> **To be done**:
Please copy the records word for word, from the first line through the line containing "svg-text:LIBYA: LIBYA bbox=[936, 527, 971, 537]", including both of those lines.

Element placement data
+ + + + +

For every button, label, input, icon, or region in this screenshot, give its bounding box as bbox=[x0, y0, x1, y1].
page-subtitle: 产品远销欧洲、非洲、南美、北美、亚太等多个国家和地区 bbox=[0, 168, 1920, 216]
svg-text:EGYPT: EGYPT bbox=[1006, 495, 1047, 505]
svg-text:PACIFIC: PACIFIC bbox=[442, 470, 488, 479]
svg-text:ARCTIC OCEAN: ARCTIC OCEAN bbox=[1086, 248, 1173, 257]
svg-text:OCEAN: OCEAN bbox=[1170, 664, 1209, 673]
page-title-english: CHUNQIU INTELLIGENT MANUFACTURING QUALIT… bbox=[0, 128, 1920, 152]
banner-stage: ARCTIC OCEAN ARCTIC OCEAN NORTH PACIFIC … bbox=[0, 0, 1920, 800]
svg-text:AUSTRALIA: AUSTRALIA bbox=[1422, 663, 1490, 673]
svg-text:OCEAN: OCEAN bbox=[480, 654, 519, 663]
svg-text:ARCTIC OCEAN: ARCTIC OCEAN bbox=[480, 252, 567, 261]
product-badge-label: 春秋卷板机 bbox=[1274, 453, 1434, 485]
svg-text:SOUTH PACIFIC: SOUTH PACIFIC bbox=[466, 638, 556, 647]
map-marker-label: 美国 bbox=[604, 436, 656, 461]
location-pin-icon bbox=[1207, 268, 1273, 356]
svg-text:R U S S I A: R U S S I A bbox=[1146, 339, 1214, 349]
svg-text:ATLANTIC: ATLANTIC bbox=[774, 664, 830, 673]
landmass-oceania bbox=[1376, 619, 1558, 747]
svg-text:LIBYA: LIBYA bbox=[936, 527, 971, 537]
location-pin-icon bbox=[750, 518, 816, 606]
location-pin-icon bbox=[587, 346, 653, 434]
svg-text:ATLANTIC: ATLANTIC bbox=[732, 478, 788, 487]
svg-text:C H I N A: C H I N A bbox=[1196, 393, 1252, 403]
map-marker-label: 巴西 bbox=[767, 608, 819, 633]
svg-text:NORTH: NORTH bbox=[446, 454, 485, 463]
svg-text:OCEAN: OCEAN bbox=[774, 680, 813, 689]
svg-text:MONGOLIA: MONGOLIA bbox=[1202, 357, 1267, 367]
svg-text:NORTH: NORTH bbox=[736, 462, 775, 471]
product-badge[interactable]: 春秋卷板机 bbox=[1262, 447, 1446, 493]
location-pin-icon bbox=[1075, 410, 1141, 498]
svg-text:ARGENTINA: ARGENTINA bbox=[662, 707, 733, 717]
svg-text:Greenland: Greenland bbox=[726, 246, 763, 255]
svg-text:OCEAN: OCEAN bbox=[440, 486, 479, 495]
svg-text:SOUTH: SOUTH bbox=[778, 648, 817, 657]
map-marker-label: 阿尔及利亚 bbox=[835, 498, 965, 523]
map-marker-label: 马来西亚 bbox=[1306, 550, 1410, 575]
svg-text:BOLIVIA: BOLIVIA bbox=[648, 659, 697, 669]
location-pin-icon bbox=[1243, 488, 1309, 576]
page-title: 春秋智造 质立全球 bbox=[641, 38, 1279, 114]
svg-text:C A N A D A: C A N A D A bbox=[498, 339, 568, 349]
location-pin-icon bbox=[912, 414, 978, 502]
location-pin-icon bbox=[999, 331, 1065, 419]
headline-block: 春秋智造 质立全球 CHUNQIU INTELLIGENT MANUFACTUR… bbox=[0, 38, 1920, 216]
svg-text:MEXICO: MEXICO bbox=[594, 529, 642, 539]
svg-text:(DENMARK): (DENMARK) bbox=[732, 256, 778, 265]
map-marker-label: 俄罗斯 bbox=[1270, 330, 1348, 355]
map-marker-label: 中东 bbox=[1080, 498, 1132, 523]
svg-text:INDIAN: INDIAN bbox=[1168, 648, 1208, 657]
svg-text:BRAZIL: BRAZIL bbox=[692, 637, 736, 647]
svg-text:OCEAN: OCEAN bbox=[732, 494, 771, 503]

+ + + + +

> **Exercise output**:
For every button, label, input, icon, or region in this screenshot, give its bounding box as bbox=[x0, y0, x1, y1].
page-subtitle: 产品远销欧洲、非洲、南美、北美、亚太等多个国家和地区 bbox=[0, 168, 1920, 216]
svg-text:EGYPT: EGYPT bbox=[1006, 495, 1047, 505]
svg-text:PACIFIC: PACIFIC bbox=[442, 470, 488, 479]
svg-text:ARCTIC OCEAN: ARCTIC OCEAN bbox=[1086, 248, 1173, 257]
svg-text:OCEAN: OCEAN bbox=[1170, 664, 1209, 673]
page-title-english: CHUNQIU INTELLIGENT MANUFACTURING QUALIT… bbox=[0, 128, 1920, 152]
banner-stage: ARCTIC OCEAN ARCTIC OCEAN NORTH PACIFIC … bbox=[0, 0, 1920, 800]
svg-text:AUSTRALIA: AUSTRALIA bbox=[1422, 663, 1490, 673]
svg-text:OCEAN: OCEAN bbox=[480, 654, 519, 663]
svg-text:ARCTIC OCEAN: ARCTIC OCEAN bbox=[480, 252, 567, 261]
product-badge-label: 春秋卷板机 bbox=[1274, 453, 1434, 485]
svg-text:SOUTH PACIFIC: SOUTH PACIFIC bbox=[466, 638, 556, 647]
map-marker-label: 美国 bbox=[604, 436, 656, 461]
location-pin-icon bbox=[1207, 268, 1273, 356]
svg-text:R U S S I A: R U S S I A bbox=[1146, 339, 1214, 349]
svg-text:ATLANTIC: ATLANTIC bbox=[774, 664, 830, 673]
landmass-oceania bbox=[1376, 619, 1558, 747]
svg-text:LIBYA: LIBYA bbox=[936, 527, 971, 537]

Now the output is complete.